ЗАДАНИЕ> Продолжите отрывок о русской эпиграмме, начав сразу после его последнего предложения.

ЦИТИРУЕМЫЙ ОТРЫВОК>
Русская эпиграмма - Коллектив авторов 2 стр.


Чтобы замаскировать свои намерения и надлежащим образом подготовить пуант, автору эпиграмматической сказки бывает необходимо восемь и более строк. В упомянутом выше стихотворении Симеона Полоцкого «Диоген» их даже четырнадцать. Иногда возникает спор: что по художественным качествам выше — блиц-эпиграмма или эпиграмматическая сказка? Ответить непросто. Во всяком случае, из двух крупнейших французских острословов — Жана-Батиста Руссо и Понса-Дени Экушар-Лебрена — первый успешно сочинял исключительно эпиграмматические сказки, второй же не менее успешно сыпал как из рога изобилия эпиграммы-остроты.

Интересно суждение Пушкина об этих типах эпиграмм. На примере творчества Баратынского он отметил, что эпиграмма-острота «скоро стареет и, живее действуя в первую минуту, как и всякое острое слово, теряет силу при повторении», между тем в эпиграмме Баратынского, «менее тесной, сатирическая мысль приемлет оборот то сказочный, то драматический и развивается свободнее, сильнее. Улыбнувшись ей как острому слову, мы с наслаждением перечитываем ее как произведение искусства».

МАТЕРИАЛ>
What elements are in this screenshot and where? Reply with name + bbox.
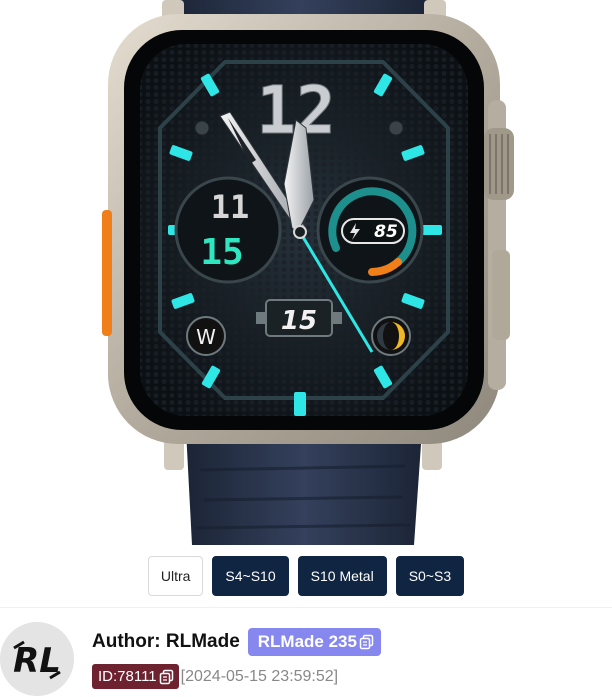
watch-preview: 12 11 15 85 15 W bbox=[0, 0, 612, 545]
copy-id-icon bbox=[159, 669, 173, 684]
copy-icon bbox=[359, 634, 374, 650]
digital-minutes: 15 bbox=[200, 232, 243, 273]
page: 12 11 15 85 15 W Ultra S4~S10 S10 Metal … bbox=[0, 0, 612, 697]
model-button-s10-metal[interactable]: S10 Metal bbox=[297, 556, 387, 596]
model-button-ultra[interactable]: Ultra bbox=[147, 556, 204, 596]
lug-right-bottom bbox=[422, 440, 442, 470]
digital-crown bbox=[484, 128, 514, 200]
lug-left-bottom bbox=[164, 440, 184, 470]
compass-letter: W bbox=[196, 325, 216, 349]
author-line: Author: RLMade RLMade 235 bbox=[92, 628, 381, 656]
side-button bbox=[492, 250, 510, 340]
id-line: ID:78111 [2024-05-15 23:59:52] bbox=[92, 664, 338, 689]
author-strip: RL Author: RLMade RLMade 235 ID:78111 [2… bbox=[0, 607, 612, 697]
upload-date: [2024-05-15 23:59:52] bbox=[180, 667, 339, 685]
author-badge-label: RLMade 235 bbox=[257, 632, 357, 651]
model-button-s4-s10[interactable]: S4~S10 bbox=[212, 556, 289, 596]
watch-illustration: 12 11 15 85 15 W bbox=[102, 0, 514, 545]
id-badge[interactable]: ID:78111 bbox=[92, 664, 179, 689]
author-avatar[interactable]: RL bbox=[0, 622, 74, 696]
date-day: 15 bbox=[281, 306, 317, 336]
author-name: Author: RLMade bbox=[92, 631, 240, 652]
model-button-s0-s3[interactable]: S0~S3 bbox=[395, 556, 465, 596]
author-badge[interactable]: RLMade 235 bbox=[247, 628, 381, 656]
model-selector: Ultra S4~S10 S10 Metal S0~S3 bbox=[0, 556, 612, 596]
action-button bbox=[102, 210, 112, 336]
author-logo: RL bbox=[0, 622, 74, 696]
id-label: ID:78111 bbox=[98, 668, 157, 685]
digital-hours: 11 bbox=[211, 188, 250, 226]
battery-value: 85 bbox=[374, 222, 398, 242]
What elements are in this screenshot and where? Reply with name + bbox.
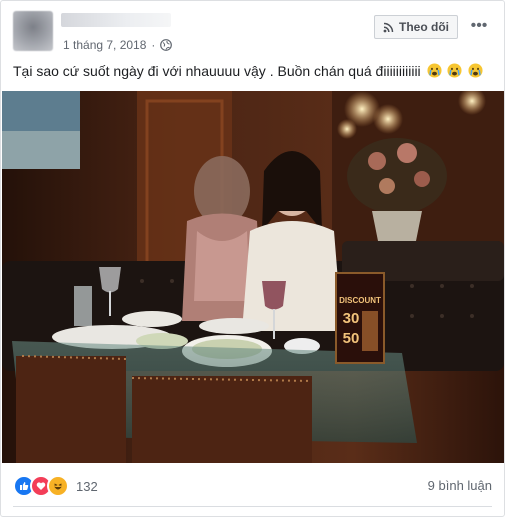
- discount-sign: DISCOUNT 30 50: [335, 272, 385, 364]
- post-header: 1 tháng 7, 2018 · Theo dõi •••: [13, 11, 492, 59]
- post-photo[interactable]: DISCOUNT 30 50: [2, 91, 504, 463]
- crying-emoji-icon: [427, 63, 442, 78]
- reaction-summary[interactable]: 132: [13, 475, 98, 497]
- sign-value-2: 50: [343, 330, 360, 347]
- globe-icon: [160, 39, 173, 51]
- post-date[interactable]: 1 tháng 7, 2018: [63, 38, 146, 52]
- sign-title: DISCOUNT: [339, 296, 381, 305]
- crying-emoji-icon: [447, 63, 462, 78]
- dot-separator: ·: [151, 38, 156, 52]
- author-avatar[interactable]: [13, 11, 53, 51]
- post-message: Tại sao cứ suốt ngày đi với nhauuuu vậy …: [13, 63, 421, 79]
- post-text: Tại sao cứ suốt ngày đi với nhauuuu vậy …: [13, 61, 498, 81]
- footer-divider: [13, 506, 492, 507]
- post-card: 1 tháng 7, 2018 · Theo dõi ••• Tại sao c…: [0, 0, 505, 517]
- crying-emoji-icon: [468, 63, 483, 78]
- more-icon[interactable]: •••: [468, 15, 490, 37]
- author-name-redacted[interactable]: [61, 13, 171, 27]
- follow-label: Theo dõi: [399, 20, 449, 34]
- post-meta: 1 tháng 7, 2018 ·: [63, 38, 173, 52]
- post-footer: 132 9 bình luận: [13, 471, 492, 501]
- comments-count[interactable]: 9 bình luận: [428, 478, 492, 493]
- sign-value-1: 30: [343, 310, 360, 327]
- follow-button[interactable]: Theo dõi: [374, 15, 458, 39]
- haha-icon: [47, 475, 69, 497]
- rss-icon: [383, 22, 394, 32]
- reaction-count[interactable]: 132: [76, 479, 98, 494]
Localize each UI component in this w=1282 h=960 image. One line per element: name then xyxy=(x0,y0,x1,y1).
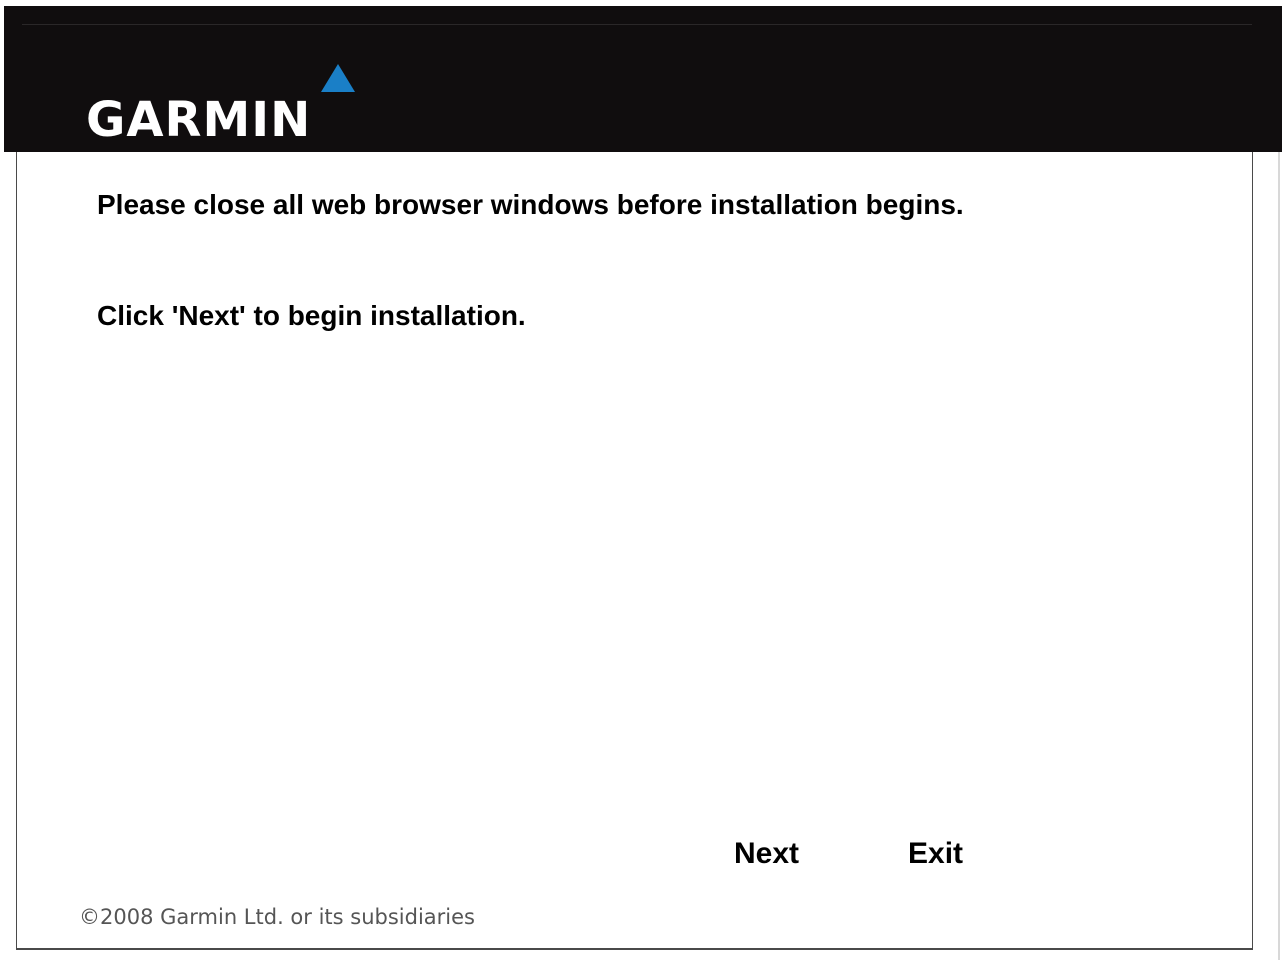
close-browsers-message: Please close all web browser windows bef… xyxy=(97,189,964,220)
click-next-message: Click 'Next' to begin installation. xyxy=(97,300,526,331)
header-bar: GARMIN xyxy=(4,6,1282,152)
garmin-logo: GARMIN xyxy=(86,58,386,148)
exit-button[interactable]: Exit xyxy=(908,836,963,872)
content-panel: Please close all web browser windows bef… xyxy=(16,152,1253,950)
installer-window: GARMIN Please close all web browser wind… xyxy=(0,0,1282,960)
next-button[interactable]: Next xyxy=(734,836,799,872)
logo-triangle-icon xyxy=(321,64,355,92)
window-edge xyxy=(1278,152,1280,960)
header-divider xyxy=(22,24,1252,25)
logo-text: GARMIN xyxy=(86,92,312,148)
copyright-text: ©2008 Garmin Ltd. or its subsidiaries xyxy=(79,905,475,929)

РЕЗУЛЬТАТ ВЫПОЛНЕНИЯ>
Возвращаясь к русской эпиграмме XVII века, нужно отметить и переводы из иностранных сатириков, потому что в России художественный перевод как самостоятельная ветвь обособился лишь во второй половине XIX века. Мы и сегодня, например, басенные переводы Крылова из Лафонтена и переводные баллады Жуковского воспринимаем как оригинальную отечественную поэзию. Большой интерес представляют недавно обнаруженные анонимные переводы на русский язык эпиграмм крупнейшего польского поэта XVI столетия Яна Кохановского. Тут уместно упомянуть и о Максиме Греке, жившем в первой половине XVI века. Он перевел с греческого (это был его родной язык) эпиграмму поэта I века Леонида Александрийского и переадресовал ее астрологу Николаю Немчину, высмеяв его несбывшееся предсказание о «конце света».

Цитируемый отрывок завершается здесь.